--- start of Extracted material ---
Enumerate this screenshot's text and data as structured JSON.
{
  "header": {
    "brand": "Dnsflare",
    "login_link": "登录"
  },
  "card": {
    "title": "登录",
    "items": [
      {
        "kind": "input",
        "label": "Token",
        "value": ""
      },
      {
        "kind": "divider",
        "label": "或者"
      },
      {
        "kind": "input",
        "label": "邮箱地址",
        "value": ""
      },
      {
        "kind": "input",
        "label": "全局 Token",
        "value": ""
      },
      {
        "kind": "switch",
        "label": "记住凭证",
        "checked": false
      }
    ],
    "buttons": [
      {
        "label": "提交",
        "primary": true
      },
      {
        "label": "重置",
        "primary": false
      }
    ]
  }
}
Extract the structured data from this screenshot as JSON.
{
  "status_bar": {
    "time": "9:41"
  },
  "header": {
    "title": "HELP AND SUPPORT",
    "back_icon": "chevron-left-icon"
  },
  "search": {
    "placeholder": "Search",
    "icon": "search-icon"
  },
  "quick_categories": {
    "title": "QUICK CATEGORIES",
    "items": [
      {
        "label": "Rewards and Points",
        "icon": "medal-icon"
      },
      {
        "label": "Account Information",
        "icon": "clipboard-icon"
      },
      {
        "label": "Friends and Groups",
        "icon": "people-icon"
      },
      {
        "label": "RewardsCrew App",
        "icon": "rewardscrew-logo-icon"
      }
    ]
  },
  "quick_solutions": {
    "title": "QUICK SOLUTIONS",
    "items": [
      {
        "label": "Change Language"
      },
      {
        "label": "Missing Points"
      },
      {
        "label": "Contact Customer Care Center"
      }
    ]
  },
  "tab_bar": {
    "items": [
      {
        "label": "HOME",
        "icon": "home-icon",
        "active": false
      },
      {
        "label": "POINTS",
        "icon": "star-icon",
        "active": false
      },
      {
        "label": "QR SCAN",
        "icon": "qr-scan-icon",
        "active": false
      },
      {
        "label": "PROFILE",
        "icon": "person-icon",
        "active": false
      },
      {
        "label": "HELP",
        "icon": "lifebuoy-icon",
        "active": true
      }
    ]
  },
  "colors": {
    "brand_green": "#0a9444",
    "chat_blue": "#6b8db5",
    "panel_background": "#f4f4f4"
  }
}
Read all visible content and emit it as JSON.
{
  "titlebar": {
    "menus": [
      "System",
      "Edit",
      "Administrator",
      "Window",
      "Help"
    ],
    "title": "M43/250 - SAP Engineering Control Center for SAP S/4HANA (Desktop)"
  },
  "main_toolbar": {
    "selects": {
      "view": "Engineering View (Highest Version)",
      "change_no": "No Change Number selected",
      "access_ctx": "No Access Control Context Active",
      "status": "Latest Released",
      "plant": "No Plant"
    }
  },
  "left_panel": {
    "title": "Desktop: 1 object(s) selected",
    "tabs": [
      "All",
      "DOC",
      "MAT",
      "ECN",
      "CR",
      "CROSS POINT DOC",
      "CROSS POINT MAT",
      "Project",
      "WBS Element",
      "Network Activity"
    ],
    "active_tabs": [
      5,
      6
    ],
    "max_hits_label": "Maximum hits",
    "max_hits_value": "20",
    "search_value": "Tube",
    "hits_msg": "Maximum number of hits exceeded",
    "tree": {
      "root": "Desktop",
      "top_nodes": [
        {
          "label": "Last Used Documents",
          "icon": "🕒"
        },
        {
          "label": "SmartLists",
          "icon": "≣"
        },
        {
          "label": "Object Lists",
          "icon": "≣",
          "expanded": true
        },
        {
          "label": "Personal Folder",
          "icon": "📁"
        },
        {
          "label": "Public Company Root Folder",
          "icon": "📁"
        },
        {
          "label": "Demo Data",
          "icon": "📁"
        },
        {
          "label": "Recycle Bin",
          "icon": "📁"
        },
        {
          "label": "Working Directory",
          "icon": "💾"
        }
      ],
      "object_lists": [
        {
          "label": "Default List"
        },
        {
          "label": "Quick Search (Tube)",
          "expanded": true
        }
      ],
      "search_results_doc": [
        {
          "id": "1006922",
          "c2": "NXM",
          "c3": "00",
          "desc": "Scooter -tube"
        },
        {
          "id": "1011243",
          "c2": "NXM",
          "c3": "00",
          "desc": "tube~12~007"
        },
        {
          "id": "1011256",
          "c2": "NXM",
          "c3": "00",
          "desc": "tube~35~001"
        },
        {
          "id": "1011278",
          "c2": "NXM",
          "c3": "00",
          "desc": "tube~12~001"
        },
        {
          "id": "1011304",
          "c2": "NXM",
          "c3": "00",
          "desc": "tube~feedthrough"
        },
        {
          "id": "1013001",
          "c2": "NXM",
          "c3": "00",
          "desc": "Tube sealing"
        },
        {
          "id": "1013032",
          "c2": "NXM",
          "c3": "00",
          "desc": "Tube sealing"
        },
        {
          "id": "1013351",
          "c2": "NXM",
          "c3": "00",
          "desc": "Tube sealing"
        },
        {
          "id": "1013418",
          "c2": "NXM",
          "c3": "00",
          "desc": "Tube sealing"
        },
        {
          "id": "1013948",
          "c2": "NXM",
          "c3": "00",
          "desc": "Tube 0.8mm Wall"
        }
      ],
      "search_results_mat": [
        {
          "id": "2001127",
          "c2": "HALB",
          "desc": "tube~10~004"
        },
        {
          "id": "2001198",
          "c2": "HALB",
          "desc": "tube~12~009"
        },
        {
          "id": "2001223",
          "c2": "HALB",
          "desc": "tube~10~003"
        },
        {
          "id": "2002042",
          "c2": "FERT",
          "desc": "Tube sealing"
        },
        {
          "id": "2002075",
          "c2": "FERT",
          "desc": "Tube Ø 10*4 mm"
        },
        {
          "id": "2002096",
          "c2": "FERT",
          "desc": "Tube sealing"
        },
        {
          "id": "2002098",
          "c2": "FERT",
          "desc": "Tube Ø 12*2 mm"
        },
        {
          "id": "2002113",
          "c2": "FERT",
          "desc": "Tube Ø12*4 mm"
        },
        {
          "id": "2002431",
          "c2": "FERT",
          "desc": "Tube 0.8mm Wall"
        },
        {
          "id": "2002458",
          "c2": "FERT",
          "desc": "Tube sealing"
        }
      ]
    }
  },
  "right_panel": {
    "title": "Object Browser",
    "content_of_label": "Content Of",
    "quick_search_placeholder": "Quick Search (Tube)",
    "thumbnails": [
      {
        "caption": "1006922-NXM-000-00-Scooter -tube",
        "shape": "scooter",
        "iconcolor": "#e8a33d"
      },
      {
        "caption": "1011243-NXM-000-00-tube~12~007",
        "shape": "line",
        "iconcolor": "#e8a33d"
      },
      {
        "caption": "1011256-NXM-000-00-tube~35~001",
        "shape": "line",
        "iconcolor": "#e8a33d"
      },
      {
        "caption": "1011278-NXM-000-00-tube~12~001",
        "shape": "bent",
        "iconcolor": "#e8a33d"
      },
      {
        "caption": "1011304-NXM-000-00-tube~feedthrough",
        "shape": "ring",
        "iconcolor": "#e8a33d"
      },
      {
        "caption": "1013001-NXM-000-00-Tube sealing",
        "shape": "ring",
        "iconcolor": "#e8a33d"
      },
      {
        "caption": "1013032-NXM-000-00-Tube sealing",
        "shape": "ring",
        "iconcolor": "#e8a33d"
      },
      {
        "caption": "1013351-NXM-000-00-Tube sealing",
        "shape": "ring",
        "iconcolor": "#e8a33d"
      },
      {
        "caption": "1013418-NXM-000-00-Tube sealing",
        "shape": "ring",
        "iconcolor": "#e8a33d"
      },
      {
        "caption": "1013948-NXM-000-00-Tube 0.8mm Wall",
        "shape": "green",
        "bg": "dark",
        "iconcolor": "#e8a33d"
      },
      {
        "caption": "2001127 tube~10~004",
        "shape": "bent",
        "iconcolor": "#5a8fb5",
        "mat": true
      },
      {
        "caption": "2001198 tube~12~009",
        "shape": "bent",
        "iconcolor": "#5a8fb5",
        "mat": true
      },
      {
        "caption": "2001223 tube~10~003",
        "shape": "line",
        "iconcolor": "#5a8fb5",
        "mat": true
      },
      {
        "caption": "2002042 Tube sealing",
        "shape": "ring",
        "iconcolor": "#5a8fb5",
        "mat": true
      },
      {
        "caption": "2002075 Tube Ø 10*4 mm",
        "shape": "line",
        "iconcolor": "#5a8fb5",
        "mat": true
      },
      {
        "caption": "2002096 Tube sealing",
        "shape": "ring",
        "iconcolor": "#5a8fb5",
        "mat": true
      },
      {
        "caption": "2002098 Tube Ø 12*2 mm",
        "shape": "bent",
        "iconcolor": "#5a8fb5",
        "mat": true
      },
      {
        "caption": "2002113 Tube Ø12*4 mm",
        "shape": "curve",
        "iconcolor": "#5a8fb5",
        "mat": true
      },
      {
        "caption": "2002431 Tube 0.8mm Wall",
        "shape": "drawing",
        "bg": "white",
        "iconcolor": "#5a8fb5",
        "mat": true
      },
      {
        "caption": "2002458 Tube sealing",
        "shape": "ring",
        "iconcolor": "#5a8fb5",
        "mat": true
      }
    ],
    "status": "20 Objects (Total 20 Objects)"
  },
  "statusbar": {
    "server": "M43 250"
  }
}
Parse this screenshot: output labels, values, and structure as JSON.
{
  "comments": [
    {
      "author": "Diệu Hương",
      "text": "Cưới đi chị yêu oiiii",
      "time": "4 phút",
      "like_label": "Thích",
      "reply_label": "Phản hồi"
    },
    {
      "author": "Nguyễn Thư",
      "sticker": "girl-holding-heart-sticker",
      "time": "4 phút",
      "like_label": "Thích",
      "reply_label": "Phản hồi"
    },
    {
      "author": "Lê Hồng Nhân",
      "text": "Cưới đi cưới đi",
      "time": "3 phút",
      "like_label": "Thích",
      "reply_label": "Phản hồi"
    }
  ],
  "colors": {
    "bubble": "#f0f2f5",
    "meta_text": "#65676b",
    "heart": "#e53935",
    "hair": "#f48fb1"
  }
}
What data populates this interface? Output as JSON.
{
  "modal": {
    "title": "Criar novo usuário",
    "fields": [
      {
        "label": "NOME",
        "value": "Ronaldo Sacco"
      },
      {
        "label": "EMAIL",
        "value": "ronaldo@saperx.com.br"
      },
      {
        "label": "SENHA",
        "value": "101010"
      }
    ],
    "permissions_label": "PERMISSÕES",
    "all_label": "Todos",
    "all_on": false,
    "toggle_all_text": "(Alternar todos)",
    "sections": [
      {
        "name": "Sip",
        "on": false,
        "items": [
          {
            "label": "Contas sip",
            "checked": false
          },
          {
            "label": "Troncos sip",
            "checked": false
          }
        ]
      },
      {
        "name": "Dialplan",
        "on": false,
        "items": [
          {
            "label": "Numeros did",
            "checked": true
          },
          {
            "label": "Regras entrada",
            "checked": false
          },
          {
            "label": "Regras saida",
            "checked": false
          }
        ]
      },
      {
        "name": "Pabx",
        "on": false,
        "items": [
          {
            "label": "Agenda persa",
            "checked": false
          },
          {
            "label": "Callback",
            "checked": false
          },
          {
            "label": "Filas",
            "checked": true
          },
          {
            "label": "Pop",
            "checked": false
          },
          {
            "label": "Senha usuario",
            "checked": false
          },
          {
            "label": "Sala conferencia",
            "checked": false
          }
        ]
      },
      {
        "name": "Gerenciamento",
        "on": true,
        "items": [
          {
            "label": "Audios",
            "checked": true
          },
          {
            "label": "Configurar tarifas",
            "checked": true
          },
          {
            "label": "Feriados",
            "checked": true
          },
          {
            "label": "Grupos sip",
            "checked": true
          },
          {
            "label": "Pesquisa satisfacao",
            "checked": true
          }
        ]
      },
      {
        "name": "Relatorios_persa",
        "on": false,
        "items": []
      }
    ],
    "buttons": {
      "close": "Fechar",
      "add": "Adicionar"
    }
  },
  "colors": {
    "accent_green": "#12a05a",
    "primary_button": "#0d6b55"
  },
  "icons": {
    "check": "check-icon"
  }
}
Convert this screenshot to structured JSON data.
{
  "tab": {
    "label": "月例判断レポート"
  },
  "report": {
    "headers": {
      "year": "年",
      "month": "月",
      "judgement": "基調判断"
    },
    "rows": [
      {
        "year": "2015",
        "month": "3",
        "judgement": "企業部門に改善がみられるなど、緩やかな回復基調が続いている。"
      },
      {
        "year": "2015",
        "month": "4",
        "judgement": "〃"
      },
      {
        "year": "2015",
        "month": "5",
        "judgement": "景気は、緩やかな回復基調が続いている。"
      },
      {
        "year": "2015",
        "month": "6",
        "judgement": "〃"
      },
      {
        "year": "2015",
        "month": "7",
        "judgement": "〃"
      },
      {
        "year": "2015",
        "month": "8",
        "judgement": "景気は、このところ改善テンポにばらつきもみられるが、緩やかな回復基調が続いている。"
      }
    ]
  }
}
--- end of Extracted material ---
# Challenge:
From the data above, show each line that contains "Desktop".

# Exercise response:
    "title": "M43/250 - SAP Engineering Control Center for SAP S/4HANA (Desktop)"
    "title": "Desktop: 1 object(s) selected",
      "root": "Desktop",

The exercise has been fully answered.